▶ [Records for the exercise]

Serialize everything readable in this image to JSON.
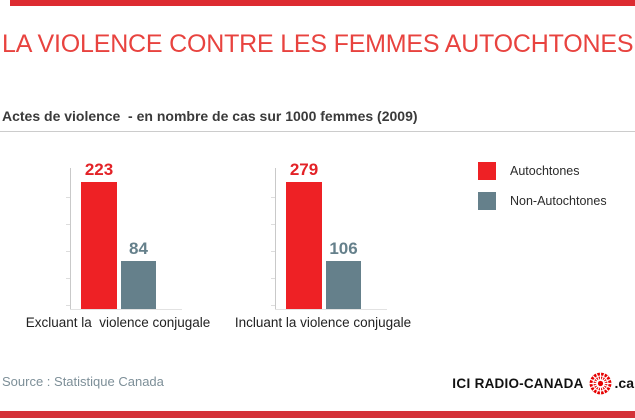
{
  "header": {
    "title": "LA VIOLENCE CONTRE LES FEMMES AUTOCHTONES",
    "subtitle": "Actes de violence  - en nombre de cas sur 1000 femmes (2009)"
  },
  "chart_data": {
    "type": "bar",
    "title": "Actes de violence - en nombre de cas sur 1000 femmes (2009)",
    "unit": "nombre de cas sur 1000 femmes",
    "year": "2009",
    "categories": [
      "Excluant la  violence conjugale",
      "Incluant la violence conjugale"
    ],
    "series": [
      {
        "name": "Autochtones",
        "color": "#ee2125",
        "label_color": "#e32227",
        "values": [
          223,
          279
        ]
      },
      {
        "name": "Non-Autochtones",
        "color": "#65808b",
        "label_color": "#65808b",
        "values": [
          84,
          106
        ]
      }
    ],
    "grid": false,
    "legend_position": "right",
    "value_labels_shown": true
  },
  "legend": {
    "items": [
      {
        "label": "Autochtones",
        "color": "#ee2125"
      },
      {
        "label": "Non-Autochtones",
        "color": "#65808b"
      }
    ]
  },
  "footer": {
    "source": "Source : Statistique Canada",
    "logo": {
      "ici": "ICI",
      "radio_canada": "RADIO-CANADA",
      "suffix": ".ca"
    }
  },
  "colors": {
    "accent_top_bar": "#dd2b31",
    "accent_bottom_bar": "#d43239",
    "title_red": "#e8433f",
    "bar_red": "#ee2125",
    "bar_gray": "#65808b",
    "divider_gray": "#cccccc",
    "source_gray": "#7d8f98",
    "logo_gem_red": "#e60000"
  }
}
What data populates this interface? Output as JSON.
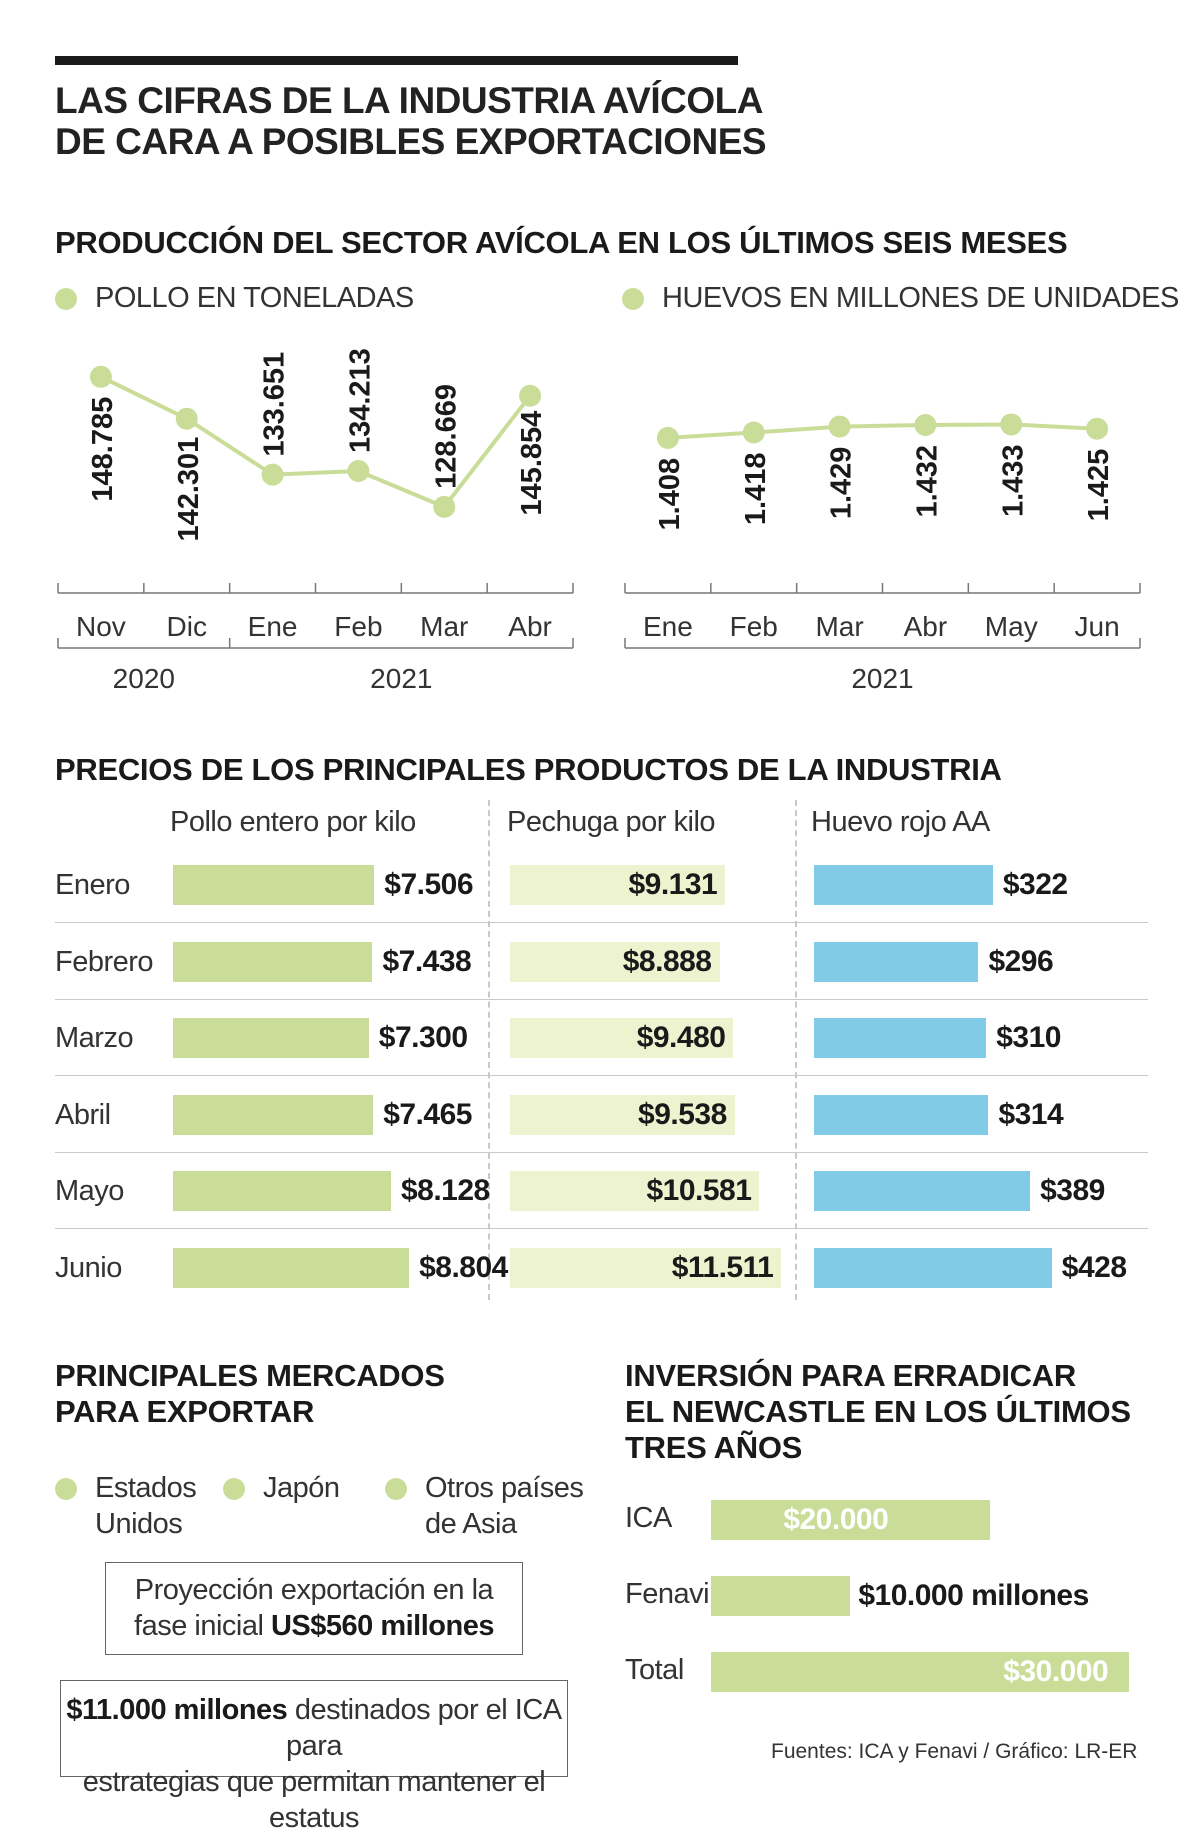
{
  "header": {
    "title_line1": "LAS CIFRAS DE LA INDUSTRIA AVÍCOLA",
    "title_line2": "DE CARA A POSIBLES EXPORTACIONES"
  },
  "production": {
    "title": "PRODUCCIÓN DEL SECTOR AVÍCOLA EN LOS ÚLTIMOS SEIS MESES"
  },
  "chart_data": [
    {
      "type": "line",
      "title": "POLLO EN TONELADAS",
      "legend": "POLLO EN TONELADAS",
      "color": "#c9dd98",
      "categories": [
        "Nov",
        "Dic",
        "Ene",
        "Feb",
        "Mar",
        "Abr"
      ],
      "years": [
        {
          "label": "2020",
          "span": [
            0,
            1
          ]
        },
        {
          "label": "2021",
          "span": [
            2,
            5
          ]
        }
      ],
      "values": [
        148785,
        142301,
        133651,
        134213,
        128669,
        145854
      ],
      "value_labels": [
        "148.785",
        "142.301",
        "133.651",
        "134.213",
        "128.669",
        "145.854"
      ],
      "ylim": [
        122000,
        152000
      ],
      "grid": false
    },
    {
      "type": "line",
      "title": "HUEVOS EN MILLONES DE UNIDADES",
      "legend": "HUEVOS EN MILLONES DE UNIDADES",
      "color": "#c9dd98",
      "categories": [
        "Ene",
        "Feb",
        "Mar",
        "Abr",
        "May",
        "Jun"
      ],
      "years": [
        {
          "label": "2021",
          "span": [
            0,
            5
          ]
        }
      ],
      "values": [
        1408,
        1418,
        1429,
        1432,
        1433,
        1425
      ],
      "value_labels": [
        "1.408",
        "1.418",
        "1.429",
        "1.432",
        "1.433",
        "1.425"
      ],
      "ylim": [
        1200,
        1560
      ],
      "grid": false
    },
    {
      "type": "bar",
      "title": "PRECIOS DE LOS PRINCIPALES PRODUCTOS DE LA INDUSTRIA",
      "categories": [
        "Enero",
        "Febrero",
        "Marzo",
        "Abril",
        "Mayo",
        "Junio"
      ],
      "series": [
        {
          "name": "Pollo entero por kilo",
          "color": "#c9dd98",
          "values": [
            7506,
            7438,
            7300,
            7465,
            8128,
            8804
          ],
          "labels": [
            "$7.506",
            "$7.438",
            "$7.300",
            "$7.465",
            "$8.128",
            "$8.804"
          ]
        },
        {
          "name": "Pechuga por kilo",
          "color": "#eef3cf",
          "values": [
            9131,
            8888,
            9480,
            9538,
            10581,
            11511
          ],
          "labels": [
            "$9.131",
            "$8.888",
            "$9.480",
            "$9.538",
            "$10.581",
            "$11.511"
          ]
        },
        {
          "name": "Huevo rojo AA",
          "color": "#82cbe6",
          "values": [
            322,
            296,
            310,
            314,
            389,
            428
          ],
          "labels": [
            "$322",
            "$296",
            "$310",
            "$314",
            "$389",
            "$428"
          ]
        }
      ]
    },
    {
      "type": "bar",
      "title": "INVERSIÓN PARA ERRADICAR EL NEWCASTLE EN LOS ÚLTIMOS TRES AÑOS",
      "categories": [
        "ICA",
        "Fenavi",
        "Total"
      ],
      "values": [
        20000,
        10000,
        30000
      ],
      "labels": [
        "$20.000 millones",
        "$10.000 millones",
        "$30.000 millones"
      ],
      "color": "#c9dd98"
    }
  ],
  "markets": {
    "title_line1": "PRINCIPALES MERCADOS",
    "title_line2": "PARA EXPORTAR",
    "items": [
      {
        "line1": "Estados",
        "line2": "Unidos"
      },
      {
        "line1": "Japón",
        "line2": ""
      },
      {
        "line1": "Otros países",
        "line2": "de Asia"
      }
    ],
    "projection_line1": "Proyección exportación en la",
    "projection_line2_prefix": "fase inicial ",
    "projection_value": "US$560 millones",
    "ica_value": "$11.000 millones",
    "ica_text_1": " destinados por el ICA para",
    "ica_text_2": "estrategias que permitan mantener el estatus"
  },
  "investment": {
    "title_line1": "INVERSIÓN PARA ERRADICAR",
    "title_line2": "EL NEWCASTLE EN LOS ÚLTIMOS",
    "title_line3": "TRES AÑOS"
  },
  "footer": {
    "source": "Fuentes: ICA y Fenavi / Gráfico: LR-ER"
  }
}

▶ [Goal of the exercise] Reproduce the full listing above verbatim, with no pictures included.

▶ [Written response]
Serialize everything readable in this image to JSON.
{
  "header": {
    "title": "LA VIOLENCE CONTRE LES FEMMES AUTOCHTONES",
    "subtitle": "Actes de violence  - en nombre de cas sur 1000 femmes (2009)"
  },
  "chart_data": {
    "type": "bar",
    "title": "Actes de violence - en nombre de cas sur 1000 femmes (2009)",
    "unit": "nombre de cas sur 1000 femmes",
    "year": "2009",
    "categories": [
      "Excluant la  violence conjugale",
      "Incluant la violence conjugale"
    ],
    "series": [
      {
        "name": "Autochtones",
        "color": "#ee2125",
        "label_color": "#e32227",
        "values": [
          223,
          279
        ]
      },
      {
        "name": "Non-Autochtones",
        "color": "#65808b",
        "label_color": "#65808b",
        "values": [
          84,
          106
        ]
      }
    ],
    "grid": false,
    "legend_position": "right",
    "value_labels_shown": true
  },
  "legend": {
    "items": [
      {
        "label": "Autochtones",
        "color": "#ee2125"
      },
      {
        "label": "Non-Autochtones",
        "color": "#65808b"
      }
    ]
  },
  "footer": {
    "source": "Source : Statistique Canada",
    "logo": {
      "ici": "ICI",
      "radio_canada": "RADIO-CANADA",
      "suffix": ".ca"
    }
  },
  "colors": {
    "accent_top_bar": "#dd2b31",
    "accent_bottom_bar": "#d43239",
    "title_red": "#e8433f",
    "bar_red": "#ee2125",
    "bar_gray": "#65808b",
    "divider_gray": "#cccccc",
    "source_gray": "#7d8f98",
    "logo_gem_red": "#e60000"
  }
}
What data populates this interface? Output as JSON.
{
  "header": {
    "title_line1": "LAS CIFRAS DE LA INDUSTRIA AVÍCOLA",
    "title_line2": "DE CARA A POSIBLES EXPORTACIONES"
  },
  "production": {
    "title": "PRODUCCIÓN DEL SECTOR AVÍCOLA EN LOS ÚLTIMOS SEIS MESES"
  },
  "chart_data": [
    {
      "type": "line",
      "title": "POLLO EN TONELADAS",
      "legend": "POLLO EN TONELADAS",
      "color": "#c9dd98",
      "categories": [
        "Nov",
        "Dic",
        "Ene",
        "Feb",
        "Mar",
        "Abr"
      ],
      "years": [
        {
          "label": "2020",
          "span": [
            0,
            1
          ]
        },
        {
          "label": "2021",
          "span": [
            2,
            5
          ]
        }
      ],
      "values": [
        148785,
        142301,
        133651,
        134213,
        128669,
        145854
      ],
      "value_labels": [
        "148.785",
        "142.301",
        "133.651",
        "134.213",
        "128.669",
        "145.854"
      ],
      "ylim": [
        122000,
        152000
      ],
      "grid": false
    },
    {
      "type": "line",
      "title": "HUEVOS EN MILLONES DE UNIDADES",
      "legend": "HUEVOS EN MILLONES DE UNIDADES",
      "color": "#c9dd98",
      "categories": [
        "Ene",
        "Feb",
        "Mar",
        "Abr",
        "May",
        "Jun"
      ],
      "years": [
        {
          "label": "2021",
          "span": [
            0,
            5
          ]
        }
      ],
      "values": [
        1408,
        1418,
        1429,
        1432,
        1433,
        1425
      ],
      "value_labels": [
        "1.408",
        "1.418",
        "1.429",
        "1.432",
        "1.433",
        "1.425"
      ],
      "ylim": [
        1200,
        1560
      ],
      "grid": false
    },
    {
      "type": "bar",
      "title": "PRECIOS DE LOS PRINCIPALES PRODUCTOS DE LA INDUSTRIA",
      "categories": [
        "Enero",
        "Febrero",
        "Marzo",
        "Abril",
        "Mayo",
        "Junio"
      ],
      "series": [
        {
          "name": "Pollo entero por kilo",
          "color": "#c9dd98",
          "values": [
            7506,
            7438,
            7300,
            7465,
            8128,
            8804
          ],
          "labels": [
            "$7.506",
            "$7.438",
            "$7.300",
            "$7.465",
            "$8.128",
            "$8.804"
          ]
        },
        {
          "name": "Pechuga por kilo",
          "color": "#eef3cf",
          "values": [
            9131,
            8888,
            9480,
            9538,
            10581,
            11511
          ],
          "labels": [
            "$9.131",
            "$8.888",
            "$9.480",
            "$9.538",
            "$10.581",
            "$11.511"
          ]
        },
        {
          "name": "Huevo rojo AA",
          "color": "#82cbe6",
          "values": [
            322,
            296,
            310,
            314,
            389,
            428
          ],
          "labels": [
            "$322",
            "$296",
            "$310",
            "$314",
            "$389",
            "$428"
          ]
        }
      ]
    },
    {
      "type": "bar",
      "title": "INVERSIÓN PARA ERRADICAR EL NEWCASTLE EN LOS ÚLTIMOS TRES AÑOS",
      "categories": [
        "ICA",
        "Fenavi",
        "Total"
      ],
      "values": [
        20000,
        10000,
        30000
      ],
      "labels": [
        "$20.000 millones",
        "$10.000 millones",
        "$30.000 millones"
      ],
      "color": "#c9dd98"
    }
  ],
  "markets": {
    "title_line1": "PRINCIPALES MERCADOS",
    "title_line2": "PARA EXPORTAR",
    "items": [
      {
        "line1": "Estados",
        "line2": "Unidos"
      },
      {
        "line1": "Japón",
        "line2": ""
      },
      {
        "line1": "Otros países",
        "line2": "de Asia"
      }
    ],
    "projection_line1": "Proyección exportación en la",
    "projection_line2_prefix": "fase inicial ",
    "projection_value": "US$560 millones",
    "ica_value": "$11.000 millones",
    "ica_text_1": " destinados por el ICA para",
    "ica_text_2": "estrategias que permitan mantener el estatus"
  },
  "investment": {
    "title_line1": "INVERSIÓN PARA ERRADICAR",
    "title_line2": "EL NEWCASTLE EN LOS ÚLTIMOS",
    "title_line3": "TRES AÑOS"
  },
  "footer": {
    "source": "Fuentes: ICA y Fenavi / Gráfico: LR-ER"
  }
}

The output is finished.